## SET PROBLEM
Tally the lines in the listing below that contain "Toplam" and report the tally alone.
Begin RECORDS TO PROCESS
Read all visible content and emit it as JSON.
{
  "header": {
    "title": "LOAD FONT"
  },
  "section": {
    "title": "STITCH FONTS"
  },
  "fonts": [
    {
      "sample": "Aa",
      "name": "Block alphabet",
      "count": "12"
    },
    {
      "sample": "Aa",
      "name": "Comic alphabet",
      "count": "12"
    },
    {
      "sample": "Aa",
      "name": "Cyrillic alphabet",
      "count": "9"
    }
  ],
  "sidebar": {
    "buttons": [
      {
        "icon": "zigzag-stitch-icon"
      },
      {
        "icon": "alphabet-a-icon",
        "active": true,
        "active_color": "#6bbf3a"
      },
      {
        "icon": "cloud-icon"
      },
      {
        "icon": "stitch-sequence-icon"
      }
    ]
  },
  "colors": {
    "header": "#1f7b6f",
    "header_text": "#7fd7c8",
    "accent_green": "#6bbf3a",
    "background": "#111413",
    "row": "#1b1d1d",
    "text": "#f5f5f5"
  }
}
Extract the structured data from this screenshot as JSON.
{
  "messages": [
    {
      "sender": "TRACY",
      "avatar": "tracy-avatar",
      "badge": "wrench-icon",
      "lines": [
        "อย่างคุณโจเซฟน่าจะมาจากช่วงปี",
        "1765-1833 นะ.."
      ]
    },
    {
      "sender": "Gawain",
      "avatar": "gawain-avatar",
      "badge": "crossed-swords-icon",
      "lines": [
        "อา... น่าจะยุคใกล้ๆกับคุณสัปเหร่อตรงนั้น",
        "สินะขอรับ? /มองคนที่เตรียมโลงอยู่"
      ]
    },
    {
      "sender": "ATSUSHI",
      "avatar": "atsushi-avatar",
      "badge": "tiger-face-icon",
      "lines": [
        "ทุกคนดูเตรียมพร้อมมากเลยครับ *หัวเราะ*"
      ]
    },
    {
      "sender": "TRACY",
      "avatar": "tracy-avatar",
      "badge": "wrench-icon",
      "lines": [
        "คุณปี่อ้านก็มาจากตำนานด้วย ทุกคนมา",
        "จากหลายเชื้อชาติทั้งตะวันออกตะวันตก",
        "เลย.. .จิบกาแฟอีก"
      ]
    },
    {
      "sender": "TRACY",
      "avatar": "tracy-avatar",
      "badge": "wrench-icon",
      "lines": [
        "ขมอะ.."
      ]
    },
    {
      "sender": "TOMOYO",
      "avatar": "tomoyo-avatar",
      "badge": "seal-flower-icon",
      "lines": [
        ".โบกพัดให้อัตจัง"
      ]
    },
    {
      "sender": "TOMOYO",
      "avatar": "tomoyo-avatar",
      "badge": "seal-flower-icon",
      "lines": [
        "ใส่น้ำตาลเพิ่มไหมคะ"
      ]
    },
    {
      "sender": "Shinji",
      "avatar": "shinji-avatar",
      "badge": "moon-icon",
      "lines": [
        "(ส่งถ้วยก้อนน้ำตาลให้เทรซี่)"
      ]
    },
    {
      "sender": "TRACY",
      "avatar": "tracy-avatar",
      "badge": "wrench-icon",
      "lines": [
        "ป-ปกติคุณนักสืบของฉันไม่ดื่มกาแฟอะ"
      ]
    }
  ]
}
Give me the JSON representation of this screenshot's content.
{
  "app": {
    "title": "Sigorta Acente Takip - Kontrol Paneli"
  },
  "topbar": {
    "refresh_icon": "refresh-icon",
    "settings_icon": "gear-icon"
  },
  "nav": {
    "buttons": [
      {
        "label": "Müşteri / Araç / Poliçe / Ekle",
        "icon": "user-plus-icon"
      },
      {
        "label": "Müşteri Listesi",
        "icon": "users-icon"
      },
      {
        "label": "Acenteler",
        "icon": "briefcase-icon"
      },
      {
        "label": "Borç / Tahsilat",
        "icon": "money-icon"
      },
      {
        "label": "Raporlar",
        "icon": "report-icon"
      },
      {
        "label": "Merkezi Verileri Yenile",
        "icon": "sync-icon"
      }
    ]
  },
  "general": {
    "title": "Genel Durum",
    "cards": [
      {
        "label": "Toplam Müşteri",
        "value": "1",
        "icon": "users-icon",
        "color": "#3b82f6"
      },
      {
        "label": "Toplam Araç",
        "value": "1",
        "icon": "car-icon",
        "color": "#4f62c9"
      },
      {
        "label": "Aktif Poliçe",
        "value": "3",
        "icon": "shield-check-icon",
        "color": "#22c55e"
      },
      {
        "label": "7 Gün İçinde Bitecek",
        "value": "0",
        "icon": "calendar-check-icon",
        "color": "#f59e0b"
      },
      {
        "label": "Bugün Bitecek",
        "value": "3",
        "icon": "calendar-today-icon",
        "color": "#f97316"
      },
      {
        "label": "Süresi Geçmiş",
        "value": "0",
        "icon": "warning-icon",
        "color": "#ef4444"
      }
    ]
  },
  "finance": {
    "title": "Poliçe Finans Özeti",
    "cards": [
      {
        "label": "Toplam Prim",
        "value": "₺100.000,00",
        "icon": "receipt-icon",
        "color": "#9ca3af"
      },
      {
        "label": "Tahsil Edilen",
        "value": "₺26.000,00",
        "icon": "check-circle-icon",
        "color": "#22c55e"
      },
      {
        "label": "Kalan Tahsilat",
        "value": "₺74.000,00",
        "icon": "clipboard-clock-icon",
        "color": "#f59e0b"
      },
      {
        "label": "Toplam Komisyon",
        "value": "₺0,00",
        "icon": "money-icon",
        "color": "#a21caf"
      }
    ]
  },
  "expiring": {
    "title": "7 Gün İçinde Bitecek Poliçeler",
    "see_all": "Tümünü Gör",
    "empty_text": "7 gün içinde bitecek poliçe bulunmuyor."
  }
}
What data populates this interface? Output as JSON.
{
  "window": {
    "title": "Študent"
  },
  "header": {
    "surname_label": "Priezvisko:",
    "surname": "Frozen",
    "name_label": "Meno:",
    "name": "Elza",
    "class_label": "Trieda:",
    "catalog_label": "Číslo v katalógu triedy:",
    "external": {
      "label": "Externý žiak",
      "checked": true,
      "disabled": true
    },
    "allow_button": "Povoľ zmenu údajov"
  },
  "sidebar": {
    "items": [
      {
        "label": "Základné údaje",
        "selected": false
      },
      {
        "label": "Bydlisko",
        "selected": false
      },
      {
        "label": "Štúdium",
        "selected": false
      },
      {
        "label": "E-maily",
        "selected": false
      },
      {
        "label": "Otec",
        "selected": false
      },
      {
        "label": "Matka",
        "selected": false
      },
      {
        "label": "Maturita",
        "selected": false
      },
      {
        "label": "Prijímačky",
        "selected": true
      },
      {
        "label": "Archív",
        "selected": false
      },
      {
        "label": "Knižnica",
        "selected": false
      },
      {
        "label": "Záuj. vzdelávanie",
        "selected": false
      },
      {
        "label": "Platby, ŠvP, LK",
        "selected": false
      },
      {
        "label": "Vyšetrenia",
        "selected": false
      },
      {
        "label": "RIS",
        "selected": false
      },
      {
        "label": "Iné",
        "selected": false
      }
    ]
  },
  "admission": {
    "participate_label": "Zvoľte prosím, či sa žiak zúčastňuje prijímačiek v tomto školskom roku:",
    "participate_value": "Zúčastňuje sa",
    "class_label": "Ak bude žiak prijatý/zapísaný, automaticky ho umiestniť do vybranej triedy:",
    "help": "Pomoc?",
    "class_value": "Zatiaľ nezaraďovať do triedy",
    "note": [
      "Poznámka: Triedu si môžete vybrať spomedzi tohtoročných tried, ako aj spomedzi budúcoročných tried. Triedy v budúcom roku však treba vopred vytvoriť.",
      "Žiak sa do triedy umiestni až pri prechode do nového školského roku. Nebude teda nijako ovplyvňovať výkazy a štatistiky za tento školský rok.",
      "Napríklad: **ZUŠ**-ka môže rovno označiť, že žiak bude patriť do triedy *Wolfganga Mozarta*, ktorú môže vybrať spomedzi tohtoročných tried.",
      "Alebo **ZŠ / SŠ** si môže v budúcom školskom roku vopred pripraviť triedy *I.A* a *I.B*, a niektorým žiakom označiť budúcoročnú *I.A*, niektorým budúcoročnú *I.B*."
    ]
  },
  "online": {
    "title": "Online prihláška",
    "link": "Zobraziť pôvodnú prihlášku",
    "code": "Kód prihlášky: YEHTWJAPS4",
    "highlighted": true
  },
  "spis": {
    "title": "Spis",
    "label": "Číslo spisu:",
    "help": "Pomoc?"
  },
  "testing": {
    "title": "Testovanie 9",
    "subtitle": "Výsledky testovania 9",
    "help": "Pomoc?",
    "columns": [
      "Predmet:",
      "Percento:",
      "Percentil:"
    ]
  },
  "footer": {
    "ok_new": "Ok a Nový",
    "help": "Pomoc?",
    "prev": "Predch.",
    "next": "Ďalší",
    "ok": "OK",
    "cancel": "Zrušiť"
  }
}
End RECORDS TO PROCESS
## ANSWER TO THIS TASK
4